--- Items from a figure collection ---
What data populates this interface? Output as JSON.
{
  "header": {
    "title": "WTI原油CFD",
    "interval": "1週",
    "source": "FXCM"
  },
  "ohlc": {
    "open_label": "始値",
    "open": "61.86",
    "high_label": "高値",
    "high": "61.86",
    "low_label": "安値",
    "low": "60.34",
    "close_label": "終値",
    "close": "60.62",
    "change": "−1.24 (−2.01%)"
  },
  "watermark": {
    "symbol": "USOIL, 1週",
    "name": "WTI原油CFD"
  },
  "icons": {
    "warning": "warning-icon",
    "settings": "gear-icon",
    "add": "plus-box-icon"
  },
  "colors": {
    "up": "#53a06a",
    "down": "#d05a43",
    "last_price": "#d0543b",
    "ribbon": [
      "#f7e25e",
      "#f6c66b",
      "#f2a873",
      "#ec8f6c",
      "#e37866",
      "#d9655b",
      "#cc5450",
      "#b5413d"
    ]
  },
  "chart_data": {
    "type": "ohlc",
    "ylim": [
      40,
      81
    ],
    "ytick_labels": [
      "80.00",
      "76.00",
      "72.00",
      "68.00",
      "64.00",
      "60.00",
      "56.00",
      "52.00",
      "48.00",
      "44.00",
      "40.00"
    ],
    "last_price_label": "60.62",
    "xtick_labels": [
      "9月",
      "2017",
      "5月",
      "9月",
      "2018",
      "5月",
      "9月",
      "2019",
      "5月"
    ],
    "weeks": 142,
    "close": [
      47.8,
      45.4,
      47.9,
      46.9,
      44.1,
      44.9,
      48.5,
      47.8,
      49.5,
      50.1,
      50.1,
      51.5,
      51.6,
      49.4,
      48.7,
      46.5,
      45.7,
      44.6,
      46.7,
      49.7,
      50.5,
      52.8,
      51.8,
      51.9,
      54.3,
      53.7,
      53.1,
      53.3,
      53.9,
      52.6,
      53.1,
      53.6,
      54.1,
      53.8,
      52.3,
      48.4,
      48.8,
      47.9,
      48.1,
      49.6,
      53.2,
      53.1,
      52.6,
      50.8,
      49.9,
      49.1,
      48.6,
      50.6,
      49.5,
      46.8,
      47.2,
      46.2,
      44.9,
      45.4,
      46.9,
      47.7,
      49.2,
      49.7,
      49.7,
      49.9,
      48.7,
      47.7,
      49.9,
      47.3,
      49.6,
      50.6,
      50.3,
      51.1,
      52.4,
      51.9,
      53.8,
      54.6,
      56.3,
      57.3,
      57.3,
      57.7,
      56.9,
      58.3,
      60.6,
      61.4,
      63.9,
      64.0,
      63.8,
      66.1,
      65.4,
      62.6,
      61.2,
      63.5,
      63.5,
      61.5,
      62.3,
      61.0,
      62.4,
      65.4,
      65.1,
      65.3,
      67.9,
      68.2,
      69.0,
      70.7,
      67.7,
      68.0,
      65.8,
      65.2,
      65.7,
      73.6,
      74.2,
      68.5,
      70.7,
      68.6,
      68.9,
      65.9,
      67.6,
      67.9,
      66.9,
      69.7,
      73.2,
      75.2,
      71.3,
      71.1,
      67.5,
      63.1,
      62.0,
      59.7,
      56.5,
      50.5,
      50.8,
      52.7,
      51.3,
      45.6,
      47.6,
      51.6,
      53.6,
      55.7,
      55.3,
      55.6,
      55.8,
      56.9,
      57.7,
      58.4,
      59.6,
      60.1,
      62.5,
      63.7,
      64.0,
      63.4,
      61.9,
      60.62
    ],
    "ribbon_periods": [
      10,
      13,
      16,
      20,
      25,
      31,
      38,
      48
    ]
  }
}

--- Exercise details ---
Write each line above out exactly.

--- Answer to this exercise ---
What data populates this interface? Output as JSON.
{
  "header": {
    "title": "WTI原油CFD",
    "interval": "1週",
    "source": "FXCM"
  },
  "ohlc": {
    "open_label": "始値",
    "open": "61.86",
    "high_label": "高値",
    "high": "61.86",
    "low_label": "安値",
    "low": "60.34",
    "close_label": "終値",
    "close": "60.62",
    "change": "−1.24 (−2.01%)"
  },
  "watermark": {
    "symbol": "USOIL, 1週",
    "name": "WTI原油CFD"
  },
  "icons": {
    "warning": "warning-icon",
    "settings": "gear-icon",
    "add": "plus-box-icon"
  },
  "colors": {
    "up": "#53a06a",
    "down": "#d05a43",
    "last_price": "#d0543b",
    "ribbon": [
      "#f7e25e",
      "#f6c66b",
      "#f2a873",
      "#ec8f6c",
      "#e37866",
      "#d9655b",
      "#cc5450",
      "#b5413d"
    ]
  },
  "chart_data": {
    "type": "ohlc",
    "ylim": [
      40,
      81
    ],
    "ytick_labels": [
      "80.00",
      "76.00",
      "72.00",
      "68.00",
      "64.00",
      "60.00",
      "56.00",
      "52.00",
      "48.00",
      "44.00",
      "40.00"
    ],
    "last_price_label": "60.62",
    "xtick_labels": [
      "9月",
      "2017",
      "5月",
      "9月",
      "2018",
      "5月",
      "9月",
      "2019",
      "5月"
    ],
    "weeks": 142,
    "close": [
      47.8,
      45.4,
      47.9,
      46.9,
      44.1,
      44.9,
      48.5,
      47.8,
      49.5,
      50.1,
      50.1,
      51.5,
      51.6,
      49.4,
      48.7,
      46.5,
      45.7,
      44.6,
      46.7,
      49.7,
      50.5,
      52.8,
      51.8,
      51.9,
      54.3,
      53.7,
      53.1,
      53.3,
      53.9,
      52.6,
      53.1,
      53.6,
      54.1,
      53.8,
      52.3,
      48.4,
      48.8,
      47.9,
      48.1,
      49.6,
      53.2,
      53.1,
      52.6,
      50.8,
      49.9,
      49.1,
      48.6,
      50.6,
      49.5,
      46.8,
      47.2,
      46.2,
      44.9,
      45.4,
      46.9,
      47.7,
      49.2,
      49.7,
      49.7,
      49.9,
      48.7,
      47.7,
      49.9,
      47.3,
      49.6,
      50.6,
      50.3,
      51.1,
      52.4,
      51.9,
      53.8,
      54.6,
      56.3,
      57.3,
      57.3,
      57.7,
      56.9,
      58.3,
      60.6,
      61.4,
      63.9,
      64.0,
      63.8,
      66.1,
      65.4,
      62.6,
      61.2,
      63.5,
      63.5,
      61.5,
      62.3,
      61.0,
      62.4,
      65.4,
      65.1,
      65.3,
      67.9,
      68.2,
      69.0,
      70.7,
      67.7,
      68.0,
      65.8,
      65.2,
      65.7,
      73.6,
      74.2,
      68.5,
      70.7,
      68.6,
      68.9,
      65.9,
      67.6,
      67.9,
      66.9,
      69.7,
      73.2,
      75.2,
      71.3,
      71.1,
      67.5,
      63.1,
      62.0,
      59.7,
      56.5,
      50.5,
      50.8,
      52.7,
      51.3,
      45.6,
      47.6,
      51.6,
      53.6,
      55.7,
      55.3,
      55.6,
      55.8,
      56.9,
      57.7,
      58.4,
      59.6,
      60.1,
      62.5,
      63.7,
      64.0,
      63.4,
      61.9,
      60.62
    ],
    "ribbon_periods": [
      10,
      13,
      16,
      20,
      25,
      31,
      38,
      48
    ]
  }
}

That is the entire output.